Task description:
Pick out the lines below that include the string "será".

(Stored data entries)
** Start **
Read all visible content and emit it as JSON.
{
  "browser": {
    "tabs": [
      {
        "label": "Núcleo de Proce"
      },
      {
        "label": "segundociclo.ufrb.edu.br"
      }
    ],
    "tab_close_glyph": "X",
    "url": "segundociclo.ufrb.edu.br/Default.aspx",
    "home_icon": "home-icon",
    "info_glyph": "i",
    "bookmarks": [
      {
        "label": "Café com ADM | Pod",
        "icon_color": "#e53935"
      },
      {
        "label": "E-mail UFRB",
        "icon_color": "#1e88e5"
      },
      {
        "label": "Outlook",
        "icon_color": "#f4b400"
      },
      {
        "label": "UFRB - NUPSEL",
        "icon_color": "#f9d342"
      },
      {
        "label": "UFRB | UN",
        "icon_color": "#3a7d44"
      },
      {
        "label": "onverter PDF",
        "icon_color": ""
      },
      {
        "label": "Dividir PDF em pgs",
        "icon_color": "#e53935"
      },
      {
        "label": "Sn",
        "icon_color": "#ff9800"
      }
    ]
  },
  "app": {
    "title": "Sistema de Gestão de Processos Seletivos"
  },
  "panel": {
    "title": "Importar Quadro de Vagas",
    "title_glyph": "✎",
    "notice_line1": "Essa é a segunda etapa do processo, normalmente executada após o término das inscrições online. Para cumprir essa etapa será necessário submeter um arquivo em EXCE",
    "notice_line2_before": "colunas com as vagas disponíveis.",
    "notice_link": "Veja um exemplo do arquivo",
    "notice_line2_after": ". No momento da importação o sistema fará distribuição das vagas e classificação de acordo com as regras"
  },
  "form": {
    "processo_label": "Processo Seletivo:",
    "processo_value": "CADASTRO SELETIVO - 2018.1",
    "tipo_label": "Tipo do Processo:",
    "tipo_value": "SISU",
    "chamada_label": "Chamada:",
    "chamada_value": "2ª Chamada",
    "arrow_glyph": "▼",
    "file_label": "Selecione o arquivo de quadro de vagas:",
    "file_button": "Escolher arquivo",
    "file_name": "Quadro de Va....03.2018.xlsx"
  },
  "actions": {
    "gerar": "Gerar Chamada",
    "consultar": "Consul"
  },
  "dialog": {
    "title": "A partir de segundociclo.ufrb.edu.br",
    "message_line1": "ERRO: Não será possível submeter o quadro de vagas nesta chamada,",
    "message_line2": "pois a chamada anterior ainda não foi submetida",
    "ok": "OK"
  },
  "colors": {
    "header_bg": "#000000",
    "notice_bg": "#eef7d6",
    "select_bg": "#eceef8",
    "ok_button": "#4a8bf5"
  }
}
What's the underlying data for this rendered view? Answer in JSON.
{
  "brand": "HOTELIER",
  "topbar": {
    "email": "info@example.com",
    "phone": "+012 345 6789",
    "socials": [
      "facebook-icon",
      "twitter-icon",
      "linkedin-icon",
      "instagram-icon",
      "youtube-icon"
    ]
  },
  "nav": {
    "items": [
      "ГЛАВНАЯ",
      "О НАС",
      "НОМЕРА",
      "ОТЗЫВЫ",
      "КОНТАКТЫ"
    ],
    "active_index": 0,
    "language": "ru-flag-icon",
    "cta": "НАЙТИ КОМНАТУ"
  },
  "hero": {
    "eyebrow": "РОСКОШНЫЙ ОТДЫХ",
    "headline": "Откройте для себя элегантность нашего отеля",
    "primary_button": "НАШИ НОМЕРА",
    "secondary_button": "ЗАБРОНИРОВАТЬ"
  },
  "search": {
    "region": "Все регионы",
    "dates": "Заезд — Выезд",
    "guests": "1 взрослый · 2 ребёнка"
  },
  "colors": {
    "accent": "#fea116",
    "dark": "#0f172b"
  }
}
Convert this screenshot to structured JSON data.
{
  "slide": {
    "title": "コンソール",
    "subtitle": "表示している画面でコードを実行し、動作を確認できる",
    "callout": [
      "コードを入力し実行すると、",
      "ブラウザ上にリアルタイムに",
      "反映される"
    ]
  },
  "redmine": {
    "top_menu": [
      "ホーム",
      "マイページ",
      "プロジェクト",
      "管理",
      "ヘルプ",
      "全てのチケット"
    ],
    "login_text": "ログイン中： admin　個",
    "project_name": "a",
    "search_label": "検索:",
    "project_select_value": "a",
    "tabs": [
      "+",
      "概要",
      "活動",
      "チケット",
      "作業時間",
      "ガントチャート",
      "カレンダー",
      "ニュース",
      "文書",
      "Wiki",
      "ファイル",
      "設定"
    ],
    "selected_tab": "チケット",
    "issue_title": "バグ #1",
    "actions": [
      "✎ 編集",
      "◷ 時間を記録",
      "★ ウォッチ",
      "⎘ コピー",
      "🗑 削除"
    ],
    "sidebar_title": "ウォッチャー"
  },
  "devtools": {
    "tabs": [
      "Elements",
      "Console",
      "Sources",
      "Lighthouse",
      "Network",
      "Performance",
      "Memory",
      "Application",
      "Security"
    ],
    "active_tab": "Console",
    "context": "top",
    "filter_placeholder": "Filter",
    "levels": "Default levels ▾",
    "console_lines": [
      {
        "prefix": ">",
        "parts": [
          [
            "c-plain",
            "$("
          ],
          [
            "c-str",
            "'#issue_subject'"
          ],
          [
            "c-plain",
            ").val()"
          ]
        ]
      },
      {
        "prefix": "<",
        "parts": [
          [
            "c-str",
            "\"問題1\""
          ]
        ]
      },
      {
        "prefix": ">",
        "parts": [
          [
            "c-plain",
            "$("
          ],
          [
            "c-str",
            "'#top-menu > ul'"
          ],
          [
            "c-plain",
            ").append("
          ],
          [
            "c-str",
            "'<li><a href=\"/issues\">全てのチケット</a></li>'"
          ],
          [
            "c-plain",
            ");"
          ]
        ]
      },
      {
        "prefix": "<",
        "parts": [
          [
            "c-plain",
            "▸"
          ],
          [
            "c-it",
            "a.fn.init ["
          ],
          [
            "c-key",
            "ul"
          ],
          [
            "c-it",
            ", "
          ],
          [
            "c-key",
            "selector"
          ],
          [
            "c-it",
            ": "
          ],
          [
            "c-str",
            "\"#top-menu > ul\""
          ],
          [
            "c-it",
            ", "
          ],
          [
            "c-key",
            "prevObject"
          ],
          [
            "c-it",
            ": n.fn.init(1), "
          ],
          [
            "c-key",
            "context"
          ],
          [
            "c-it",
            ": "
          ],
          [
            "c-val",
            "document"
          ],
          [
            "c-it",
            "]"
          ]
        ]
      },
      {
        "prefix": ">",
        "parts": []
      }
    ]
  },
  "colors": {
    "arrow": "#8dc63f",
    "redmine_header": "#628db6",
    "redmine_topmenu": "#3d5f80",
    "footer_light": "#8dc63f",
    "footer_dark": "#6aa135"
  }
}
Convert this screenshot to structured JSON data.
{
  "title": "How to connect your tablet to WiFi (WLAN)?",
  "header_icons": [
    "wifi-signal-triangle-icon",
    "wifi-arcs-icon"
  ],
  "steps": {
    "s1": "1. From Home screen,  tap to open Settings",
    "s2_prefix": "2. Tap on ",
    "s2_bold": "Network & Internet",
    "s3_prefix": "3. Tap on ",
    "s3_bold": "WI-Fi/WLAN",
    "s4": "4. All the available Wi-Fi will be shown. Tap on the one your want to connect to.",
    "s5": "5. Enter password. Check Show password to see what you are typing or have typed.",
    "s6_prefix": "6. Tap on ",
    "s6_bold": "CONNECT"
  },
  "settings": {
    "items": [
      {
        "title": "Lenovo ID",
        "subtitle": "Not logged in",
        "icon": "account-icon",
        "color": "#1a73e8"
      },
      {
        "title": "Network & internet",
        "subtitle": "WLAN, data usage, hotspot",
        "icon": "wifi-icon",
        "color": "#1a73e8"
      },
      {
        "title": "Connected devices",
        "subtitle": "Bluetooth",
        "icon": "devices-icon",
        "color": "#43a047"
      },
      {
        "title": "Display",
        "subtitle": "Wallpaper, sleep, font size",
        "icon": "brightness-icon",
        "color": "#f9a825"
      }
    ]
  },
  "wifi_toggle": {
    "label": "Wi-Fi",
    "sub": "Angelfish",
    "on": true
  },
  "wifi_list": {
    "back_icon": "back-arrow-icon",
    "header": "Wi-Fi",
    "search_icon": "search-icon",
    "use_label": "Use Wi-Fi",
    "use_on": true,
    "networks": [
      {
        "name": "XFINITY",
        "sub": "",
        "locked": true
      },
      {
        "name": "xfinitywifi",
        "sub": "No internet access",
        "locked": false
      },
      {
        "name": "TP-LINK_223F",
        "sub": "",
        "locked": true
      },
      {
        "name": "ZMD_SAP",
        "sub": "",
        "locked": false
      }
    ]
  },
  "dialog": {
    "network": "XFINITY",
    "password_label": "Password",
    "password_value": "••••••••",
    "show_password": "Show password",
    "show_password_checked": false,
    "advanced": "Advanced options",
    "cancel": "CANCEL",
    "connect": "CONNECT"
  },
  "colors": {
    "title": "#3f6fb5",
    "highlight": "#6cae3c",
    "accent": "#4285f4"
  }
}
** End **
Exercise solution:
    "notice_line1": "Essa é a segunda etapa do processo, normalmente executada após o término das inscrições online. Para cumprir essa etapa será necessário submeter um arquivo em EXCE",
    "message_line1": "ERRO: Não será possível submeter o quadro de vagas nesta chamada,",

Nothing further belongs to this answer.